### YOUR TASK
Write out all of the entries exactly as given.

Records from a data source

☆ ☆ ☆ ☆

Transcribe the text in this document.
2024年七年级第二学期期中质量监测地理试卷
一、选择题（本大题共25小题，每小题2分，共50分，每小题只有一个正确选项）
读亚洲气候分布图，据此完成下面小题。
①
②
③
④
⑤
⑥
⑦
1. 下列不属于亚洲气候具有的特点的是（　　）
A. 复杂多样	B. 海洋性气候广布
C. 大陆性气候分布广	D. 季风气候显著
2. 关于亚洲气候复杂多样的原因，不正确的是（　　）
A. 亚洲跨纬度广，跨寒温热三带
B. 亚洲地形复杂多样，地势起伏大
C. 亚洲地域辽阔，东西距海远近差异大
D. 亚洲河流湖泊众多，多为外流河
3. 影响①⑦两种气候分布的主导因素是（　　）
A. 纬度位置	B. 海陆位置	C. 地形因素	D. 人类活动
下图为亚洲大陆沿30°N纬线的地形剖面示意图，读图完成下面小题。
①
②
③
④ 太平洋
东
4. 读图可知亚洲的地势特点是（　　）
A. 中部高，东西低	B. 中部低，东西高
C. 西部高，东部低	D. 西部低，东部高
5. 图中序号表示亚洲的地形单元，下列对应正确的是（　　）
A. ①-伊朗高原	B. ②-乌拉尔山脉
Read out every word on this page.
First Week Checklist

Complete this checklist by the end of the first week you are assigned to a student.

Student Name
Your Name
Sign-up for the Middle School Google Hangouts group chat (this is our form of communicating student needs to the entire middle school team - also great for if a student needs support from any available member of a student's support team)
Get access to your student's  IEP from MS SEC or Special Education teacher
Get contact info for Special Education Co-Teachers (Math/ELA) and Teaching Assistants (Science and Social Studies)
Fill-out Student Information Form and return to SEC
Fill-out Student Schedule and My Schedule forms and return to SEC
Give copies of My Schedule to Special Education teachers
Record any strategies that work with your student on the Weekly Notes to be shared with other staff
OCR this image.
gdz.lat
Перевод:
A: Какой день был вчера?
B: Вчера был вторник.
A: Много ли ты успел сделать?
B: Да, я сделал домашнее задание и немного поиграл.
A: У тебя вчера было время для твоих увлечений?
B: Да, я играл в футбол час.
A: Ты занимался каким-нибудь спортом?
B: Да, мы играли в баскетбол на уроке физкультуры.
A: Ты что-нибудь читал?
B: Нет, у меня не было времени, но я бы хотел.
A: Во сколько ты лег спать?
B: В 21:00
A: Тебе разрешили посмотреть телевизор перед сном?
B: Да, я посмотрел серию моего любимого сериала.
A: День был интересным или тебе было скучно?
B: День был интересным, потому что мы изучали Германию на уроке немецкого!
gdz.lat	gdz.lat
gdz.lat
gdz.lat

☆ ☆ ☆ ☆

### ANSWER TO THE TASK
Transcribe the text in this document.
2024年七年级第二学期期中质量监测地理试卷
一、选择题（本大题共25小题，每小题2分，共50分，每小题只有一个正确选项）
读亚洲气候分布图，据此完成下面小题。
①
②
③
④
⑤
⑥
⑦
1. 下列不属于亚洲气候具有的特点的是（　　）
A. 复杂多样	B. 海洋性气候广布
C. 大陆性气候分布广	D. 季风气候显著
2. 关于亚洲气候复杂多样的原因，不正确的是（　　）
A. 亚洲跨纬度广，跨寒温热三带
B. 亚洲地形复杂多样，地势起伏大
C. 亚洲地域辽阔，东西距海远近差异大
D. 亚洲河流湖泊众多，多为外流河
3. 影响①⑦两种气候分布的主导因素是（　　）
A. 纬度位置	B. 海陆位置	C. 地形因素	D. 人类活动
下图为亚洲大陆沿30°N纬线的地形剖面示意图，读图完成下面小题。
①
②
③
④ 太平洋
东
4. 读图可知亚洲的地势特点是（　　）
A. 中部高，东西低	B. 中部低，东西高
C. 西部高，东部低	D. 西部低，东部高
5. 图中序号表示亚洲的地形单元，下列对应正确的是（　　）
A. ①-伊朗高原	B. ②-乌拉尔山脉
Read out every word on this page.
First Week Checklist

Complete this checklist by the end of the first week you are assigned to a student.

Student Name
Your Name
Sign-up for the Middle School Google Hangouts group chat (this is our form of communicating student needs to the entire middle school team - also great for if a student needs support from any available member of a student's support team)
Get access to your student's  IEP from MS SEC or Special Education teacher
Get contact info for Special Education Co-Teachers (Math/ELA) and Teaching Assistants (Science and Social Studies)
Fill-out Student Information Form and return to SEC
Fill-out Student Schedule and My Schedule forms and return to SEC
Give copies of My Schedule to Special Education teachers
Record any strategies that work with your student on the Weekly Notes to be shared with other staff
OCR this image.
gdz.lat
Перевод:
A: Какой день был вчера?
B: Вчера был вторник.
A: Много ли ты успел сделать?
B: Да, я сделал домашнее задание и немного поиграл.
A: У тебя вчера было время для твоих увлечений?
B: Да, я играл в футбол час.
A: Ты занимался каким-нибудь спортом?
B: Да, мы играли в баскетбол на уроке физкультуры.
A: Ты что-нибудь читал?
B: Нет, у меня не было времени, но я бы хотел.
A: Во сколько ты лег спать?
B: В 21:00
A: Тебе разрешили посмотреть телевизор перед сном?
B: Да, я посмотрел серию моего любимого сериала.
A: День был интересным или тебе было скучно?
B: День был интересным, потому что мы изучали Германию на уроке немецкого!
gdz.lat	gdz.lat
gdz.lat
gdz.lat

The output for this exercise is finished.